(Supplied text)
[START]

UD has two mechanisms capable of capturing that two words are not separated by whitespace: the SpaceAfter=No attribute in MISC, and multi-word tokens. The former is considered low-level and it is normally used between a word and a punctuation node. The latter is intended for situations where two real words are merged into one, but it is assumed that these cases adhere to regular rules of the grammar, i.e., they are not arbitrary errors. Also, the format of multi-word token annotation is technically more complex because it allows for non-concatenative fusions. For the annotation of poorly edited text, the low-level SpaceAfter attribute seems quite suitable.

As with Typo=Yes and CorrectForm=X, it is desirable to indicate that the space is missing by error. Therefore, SpaceAfter=No should be accompanied by CorrectSpaceAfter=Yes.

[END]

(Parts of the exercise)
A: Answer these questions from the passage on missing spaces in UD:
(i) Between what is the SpaceAfter=No attribute normally used?
(ii) What does the multi-word token format allow for that makes it technically more complex?
(iii) What should accompany SpaceAfter=No to show that the space is missing by error?
B: Write the next few sentences of the passage on missing spaces in UD, starting after its final sentence.
The rows after this point have nothing to do with the passage on missing spaces in UD.

(Extracted information)
[START]

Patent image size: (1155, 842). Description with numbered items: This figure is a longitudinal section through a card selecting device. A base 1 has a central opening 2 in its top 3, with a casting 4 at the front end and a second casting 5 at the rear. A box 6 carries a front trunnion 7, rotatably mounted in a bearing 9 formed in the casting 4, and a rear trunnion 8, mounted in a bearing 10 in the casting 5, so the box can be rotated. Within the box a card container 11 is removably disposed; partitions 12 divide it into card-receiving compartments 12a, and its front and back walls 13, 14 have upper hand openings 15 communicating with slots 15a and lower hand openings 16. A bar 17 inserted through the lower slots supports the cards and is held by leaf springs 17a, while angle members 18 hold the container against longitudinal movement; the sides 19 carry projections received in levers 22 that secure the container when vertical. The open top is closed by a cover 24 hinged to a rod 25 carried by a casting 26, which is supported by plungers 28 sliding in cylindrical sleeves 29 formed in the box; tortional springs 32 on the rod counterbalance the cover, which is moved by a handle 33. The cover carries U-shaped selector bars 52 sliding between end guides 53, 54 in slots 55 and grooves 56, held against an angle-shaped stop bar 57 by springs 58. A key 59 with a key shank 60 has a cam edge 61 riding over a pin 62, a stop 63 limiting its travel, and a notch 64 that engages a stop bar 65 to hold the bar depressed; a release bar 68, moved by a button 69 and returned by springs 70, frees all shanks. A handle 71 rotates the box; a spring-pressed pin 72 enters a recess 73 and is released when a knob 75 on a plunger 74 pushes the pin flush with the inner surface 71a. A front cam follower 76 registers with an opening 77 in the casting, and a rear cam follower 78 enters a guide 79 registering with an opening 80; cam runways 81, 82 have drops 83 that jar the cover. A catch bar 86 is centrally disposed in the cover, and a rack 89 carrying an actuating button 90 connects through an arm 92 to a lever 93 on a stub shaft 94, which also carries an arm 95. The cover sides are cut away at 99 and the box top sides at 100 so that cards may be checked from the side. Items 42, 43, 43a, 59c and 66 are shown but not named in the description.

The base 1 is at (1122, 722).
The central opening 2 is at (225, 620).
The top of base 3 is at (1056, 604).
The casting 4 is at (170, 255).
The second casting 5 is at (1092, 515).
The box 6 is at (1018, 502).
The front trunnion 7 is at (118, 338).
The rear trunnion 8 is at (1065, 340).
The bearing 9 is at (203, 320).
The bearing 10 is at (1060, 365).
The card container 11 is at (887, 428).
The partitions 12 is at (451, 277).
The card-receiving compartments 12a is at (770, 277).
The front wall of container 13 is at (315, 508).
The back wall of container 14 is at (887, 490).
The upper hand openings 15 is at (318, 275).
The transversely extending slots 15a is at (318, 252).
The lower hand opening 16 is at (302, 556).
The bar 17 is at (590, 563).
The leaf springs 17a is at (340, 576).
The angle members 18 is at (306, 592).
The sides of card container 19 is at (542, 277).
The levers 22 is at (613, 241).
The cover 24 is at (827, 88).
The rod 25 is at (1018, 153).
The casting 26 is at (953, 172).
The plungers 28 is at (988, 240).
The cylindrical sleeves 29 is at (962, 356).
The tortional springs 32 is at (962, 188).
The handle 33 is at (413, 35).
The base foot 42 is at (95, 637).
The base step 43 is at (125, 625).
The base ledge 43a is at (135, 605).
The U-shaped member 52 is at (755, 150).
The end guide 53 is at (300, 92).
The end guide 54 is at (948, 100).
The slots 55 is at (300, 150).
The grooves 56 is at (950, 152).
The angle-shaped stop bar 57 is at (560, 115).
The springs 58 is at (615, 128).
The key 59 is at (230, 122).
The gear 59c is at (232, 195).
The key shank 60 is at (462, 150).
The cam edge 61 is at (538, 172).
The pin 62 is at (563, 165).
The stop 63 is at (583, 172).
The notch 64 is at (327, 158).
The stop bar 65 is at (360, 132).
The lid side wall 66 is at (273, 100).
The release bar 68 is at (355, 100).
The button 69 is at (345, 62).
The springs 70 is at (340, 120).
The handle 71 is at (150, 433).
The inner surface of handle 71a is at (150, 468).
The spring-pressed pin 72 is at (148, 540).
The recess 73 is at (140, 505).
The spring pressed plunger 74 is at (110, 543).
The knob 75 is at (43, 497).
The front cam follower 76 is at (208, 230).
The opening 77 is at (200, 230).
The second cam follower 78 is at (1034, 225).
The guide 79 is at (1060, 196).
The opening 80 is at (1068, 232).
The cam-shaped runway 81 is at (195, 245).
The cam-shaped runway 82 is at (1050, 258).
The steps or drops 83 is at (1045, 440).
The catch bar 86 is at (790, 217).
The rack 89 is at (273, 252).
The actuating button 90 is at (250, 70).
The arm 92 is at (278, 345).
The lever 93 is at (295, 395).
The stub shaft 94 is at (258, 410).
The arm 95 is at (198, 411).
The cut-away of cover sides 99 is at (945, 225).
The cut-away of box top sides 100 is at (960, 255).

[END]

(Responses by task)
A:
(i) Between a word and a punctuation node.
(ii) Non-concatenative fusions.
(iii) CorrectSpaceAfter=Yes.

B:
Though CorrectSpaceAfter=Yes signals a kind of typographical error in the sentence, Typo=Yes should not be applied unless there is an error in how a word is rendered, and that error is internal to the word. Missing spaces between legitimate words are considered external to the word.

Note that a similar mechanism can be used also to mark excess spaces around punctuation (using CorrectSpaceAfter=No). Punctuation should not be attached to another node via goeswith because they do not together constitute a word. Example:

# text = This spellingis wrong .
1	This	this	DET	_	Number=Sing|PronType=Dem	2	det	_	_
2	spelling	spelling	NOUN	_	Number=Sing	4	nsubj	_	SpaceAfter=No|CorrectSpaceAfter=Yes
3	is	be	AUX	_	Mood=Ind|Number=Sing|Person=3|Tense=Pres|VerbForm=Fin	4	cop	_	_
4	wrong	wrong	ADJ	_	_	0	root	_	CorrectSpaceAfter=No
5	.	.	PUNCT	_	_	4	punct	_	_

A Combination of the Above

Here is a more complex example with several error types:

# text = This spel lingi$ wrong .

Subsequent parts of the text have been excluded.